**INSTRUCTIONS:**
**1)** In the text on the abortion debate, what does the writer call the most basic human right of all?
**2)** Write the next part of the text on the abortion debate, picking up after its final sentence.

**TEXT EXTRACT:**
-- -- --

For me, it is a matter for the woman, and her doctors: a private surgical procedure which is none of your (or my) business.

To get this far, however, he has to resort to misrepresenting the basis of the debate:
 
On one side there is the autonomy of the individual (in this case a pregnant woman) competent to decide what should happen in respect of their own body; and on the other side are those who seem to resent and deny the competence of that person to make their own decisions.
 
And that's not it at all. On the one side there is the belief that the mother has the unchallengeable right to terminate her pregnancy; and on the other side there is the belief that the rights of the mother must be balanced by the rights of the subject of that pregnancy. By ignoring this point, David fails to address the underlying point of the abortion debate: just what is that thing in the womb?
 
If it’s a person, then it has rights, and the most basic human right of all is the right not to be killed. If it isn’t a person, then it has no such rights – but it must become a person at some point. When? First breath taken independently? If so, partial birth abortion must be fine, because that’s not a person you’re killing.

-- -- --

**DATASET:**
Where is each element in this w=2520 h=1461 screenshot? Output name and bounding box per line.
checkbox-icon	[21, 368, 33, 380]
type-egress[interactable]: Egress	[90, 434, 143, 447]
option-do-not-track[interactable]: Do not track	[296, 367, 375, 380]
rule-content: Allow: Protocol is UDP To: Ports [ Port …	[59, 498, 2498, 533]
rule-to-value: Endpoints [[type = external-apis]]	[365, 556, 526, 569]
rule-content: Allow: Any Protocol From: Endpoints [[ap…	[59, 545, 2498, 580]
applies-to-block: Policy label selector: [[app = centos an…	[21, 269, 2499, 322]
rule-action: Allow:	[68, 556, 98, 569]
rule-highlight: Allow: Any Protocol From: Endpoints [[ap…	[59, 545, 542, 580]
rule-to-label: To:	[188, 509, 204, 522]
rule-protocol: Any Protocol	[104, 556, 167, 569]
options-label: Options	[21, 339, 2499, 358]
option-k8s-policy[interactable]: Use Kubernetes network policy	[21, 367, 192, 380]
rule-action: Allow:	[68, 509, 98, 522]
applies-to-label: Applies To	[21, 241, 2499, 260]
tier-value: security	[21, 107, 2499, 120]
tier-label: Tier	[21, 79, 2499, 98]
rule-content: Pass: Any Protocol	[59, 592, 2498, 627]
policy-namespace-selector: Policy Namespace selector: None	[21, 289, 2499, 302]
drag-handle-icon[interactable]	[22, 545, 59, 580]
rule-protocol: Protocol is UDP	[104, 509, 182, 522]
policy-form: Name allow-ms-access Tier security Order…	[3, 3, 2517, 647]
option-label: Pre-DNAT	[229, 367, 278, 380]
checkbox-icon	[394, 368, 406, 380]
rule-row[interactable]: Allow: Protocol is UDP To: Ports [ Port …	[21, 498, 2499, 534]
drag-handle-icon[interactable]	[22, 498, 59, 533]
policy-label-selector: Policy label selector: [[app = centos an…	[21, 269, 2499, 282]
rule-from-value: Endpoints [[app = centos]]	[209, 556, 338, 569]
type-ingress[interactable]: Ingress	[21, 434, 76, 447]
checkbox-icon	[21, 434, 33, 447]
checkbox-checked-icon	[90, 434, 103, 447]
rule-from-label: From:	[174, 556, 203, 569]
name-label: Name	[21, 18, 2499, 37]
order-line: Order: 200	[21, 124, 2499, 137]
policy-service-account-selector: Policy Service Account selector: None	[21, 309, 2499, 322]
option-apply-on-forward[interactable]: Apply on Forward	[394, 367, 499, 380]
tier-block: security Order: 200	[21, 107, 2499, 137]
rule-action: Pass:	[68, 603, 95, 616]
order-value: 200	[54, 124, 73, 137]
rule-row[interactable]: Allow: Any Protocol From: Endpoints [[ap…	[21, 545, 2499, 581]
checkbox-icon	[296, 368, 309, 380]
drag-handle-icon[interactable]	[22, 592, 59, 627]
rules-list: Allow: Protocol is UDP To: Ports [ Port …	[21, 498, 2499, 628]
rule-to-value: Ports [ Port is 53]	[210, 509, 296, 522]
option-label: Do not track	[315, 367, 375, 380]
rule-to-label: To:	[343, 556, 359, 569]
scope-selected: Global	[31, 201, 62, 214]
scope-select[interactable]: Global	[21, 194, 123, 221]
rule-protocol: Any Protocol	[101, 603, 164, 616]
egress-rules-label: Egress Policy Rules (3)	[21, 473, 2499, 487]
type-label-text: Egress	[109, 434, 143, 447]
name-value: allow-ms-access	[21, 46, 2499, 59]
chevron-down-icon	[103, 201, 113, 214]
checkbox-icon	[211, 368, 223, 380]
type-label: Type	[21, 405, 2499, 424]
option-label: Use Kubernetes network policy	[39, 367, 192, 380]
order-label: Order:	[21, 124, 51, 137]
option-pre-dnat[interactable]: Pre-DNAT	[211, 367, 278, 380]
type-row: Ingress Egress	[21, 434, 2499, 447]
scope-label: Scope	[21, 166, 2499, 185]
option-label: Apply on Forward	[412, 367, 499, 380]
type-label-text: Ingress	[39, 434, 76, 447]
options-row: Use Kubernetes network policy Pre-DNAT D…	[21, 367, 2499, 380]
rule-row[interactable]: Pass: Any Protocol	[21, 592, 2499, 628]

-- -- --

**RESPONSES TO THE EXERCISE:**
**1)** The right not to be killed.

**2)**
 
I’m a very long way from being a fundamentalist Christian (can you even be a fundamentalist Anglican?), but I have two small daughters, and I saw them wriggling on ultrasound scans at 6 months (the 24 weeks at which abortion is apparently an entirely private surgical matter concerning the mother's body and nothing else). They sucked their thumbs, kicked and generally behaved in much the same way as they did when they were newborns (except quieter, obviously).
 
This isn't (as I said above) an argument that tends to get anywhere. But an argument on abortion that doesn’t even consider this question is barely an argument at all.